* [GIVEN DATA]
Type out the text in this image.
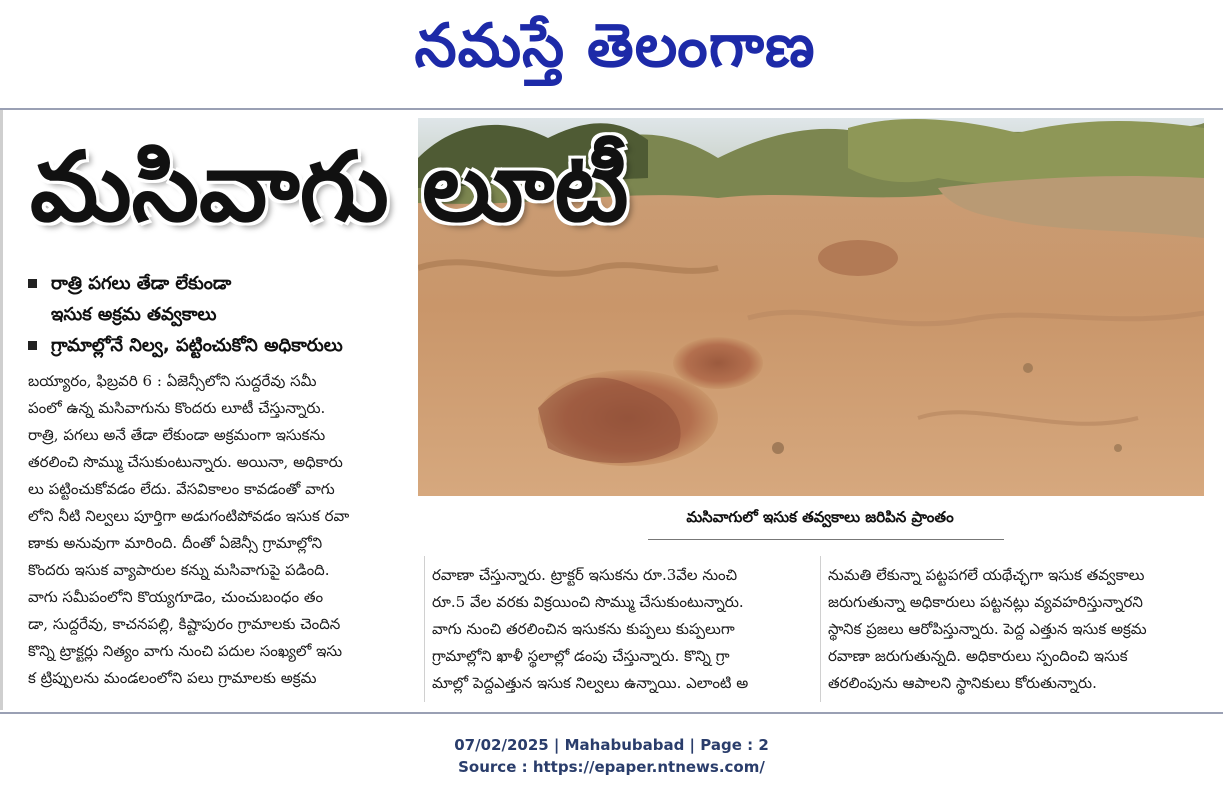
నమస్తే తెలంగాణ
మసివాగు లూటీ
రాత్రి పగలు తేడా లేకుండా
ఇసుక అక్రమ తవ్వకాలు
గ్రామాల్లోనే నిల్వ, పట్టించుకోని అధికారులు
మసివాగులో ఇసుక తవ్వకాలు జరిపిన ప్రాంతం
బయ్యారం, ఫిబ్రవరి 6 : ఏజెన్సీలోని సుద్దరేవు సమీ
పంలో ఉన్న మసివాగును కొందరు లూటీ చేస్తున్నారు.
రాత్రి, పగలు అనే తేడా లేకుండా అక్రమంగా ఇసుకను
తరలించి సొమ్ము చేసుకుంటున్నారు. అయినా, అధికారు
లు పట్టించుకోవడం లేదు. వేసవికాలం కావడంతో వాగు
లోని నీటి నిల్వలు పూర్తిగా అడుగంటిపోవడం ఇసుక రవా
ణాకు అనువుగా మారింది. దీంతో ఏజెన్సీ గ్రామాల్లోని
కొందరు ఇసుక వ్యాపారుల కన్ను మసివాగుపై పడింది.
వాగు సమీపంలోని కొయ్యగూడెం, చుంచుబంధం తం
డా, సుద్దరేవు, కాచనపల్లి, కిష్టాపురం గ్రామాలకు చెందిన
కొన్ని ట్రాక్టర్లు నిత్యం వాగు నుంచి పదుల సంఖ్యలో ఇసు
క ట్రిప్పులను మండలంలోని పలు గ్రామాలకు అక్రమ
రవాణా చేస్తున్నారు. ట్రాక్టర్ ఇసుకను రూ.3వేల నుంచి
రూ.5 వేల వరకు విక్రయించి సొమ్ము చేసుకుంటున్నారు.
వాగు నుంచి తరలించిన ఇసుకను కుప్పలు కుప్పలుగా
గ్రామాల్లోని ఖాళీ స్థలాల్లో డంపు చేస్తున్నారు. కొన్ని గ్రా
మాల్లో పెద్దఎత్తున ఇసుక నిల్వలు ఉన్నాయి. ఎలాంటి అ
నుమతి లేకున్నా పట్టపగలే యథేచ్ఛగా ఇసుక తవ్వకాలు
జరుగుతున్నా అధికారులు పట్టనట్లు వ్యవహరిస్తున్నారని
స్థానిక ప్రజలు ఆరోపిస్తున్నారు. పెద్ద ఎత్తున ఇసుక అక్రమ
రవాణా జరుగుతున్నది. అధికారులు స్పందించి ఇసుక
తరలింపును ఆపాలని స్థానికులు కోరుతున్నారు.
07/02/2025 | Mahabubabad | Page : 2
Source : https://epaper.ntnews.com/
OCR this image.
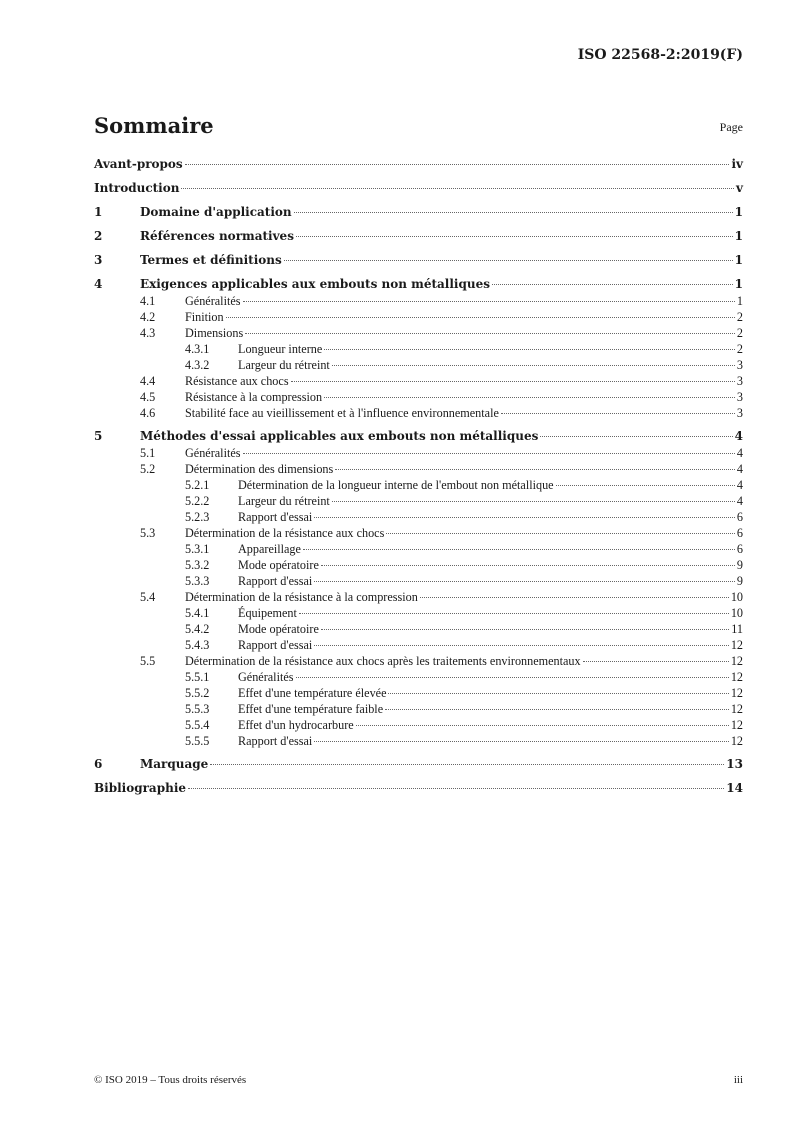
ISO 22568-2:2019(F)
Sommaire	Page
Avant-propos	iv
Introduction	v
1	Domaine d'application	1
2	Références normatives	1
3	Termes et définitions	1
4	Exigences applicables aux embouts non métalliques	1
4.1	Généralités	1
4.2	Finition	2
4.3	Dimensions	2
4.3.1	Longueur interne	2
4.3.2	Largeur du rétreint	3
4.4	Résistance aux chocs	3
4.5	Résistance à la compression	3
4.6	Stabilité face au vieillissement et à l'influence environnementale	3
5	Méthodes d'essai applicables aux embouts non métalliques	4
5.1	Généralités	4
5.2	Détermination des dimensions	4
5.2.1	Détermination de la longueur interne de l'embout non métallique	4
5.2.2	Largeur du rétreint	4
5.2.3	Rapport d'essai	6
5.3	Détermination de la résistance aux chocs	6
5.3.1	Appareillage	6
5.3.2	Mode opératoire	9
5.3.3	Rapport d'essai	9
5.4	Détermination de la résistance à la compression	10
5.4.1	Équipement	10
5.4.2	Mode opératoire	11
5.4.3	Rapport d'essai	12
5.5	Détermination de la résistance aux chocs après les traitements environnementaux	12
5.5.1	Généralités	12
5.5.2	Effet d'une température élevée	12
5.5.3	Effet d'une température faible	12
5.5.4	Effet d'un hydrocarbure	12
5.5.5	Rapport d'essai	12
6	Marquage	13
Bibliographie	14
© ISO 2019 – Tous droits réservés	iii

* [STATED PROBLEM]
Search the listing for the word "Détermination". Copy every line in which it occurs.

* [TASK RESPONSE]
5.2	Détermination des dimensions	4
5.2.1	Détermination de la longueur interne de l'embout non métallique	4
5.3	Détermination de la résistance aux chocs	6
5.4	Détermination de la résistance à la compression	10
5.5	Détermination de la résistance aux chocs après les traitements environnementaux	12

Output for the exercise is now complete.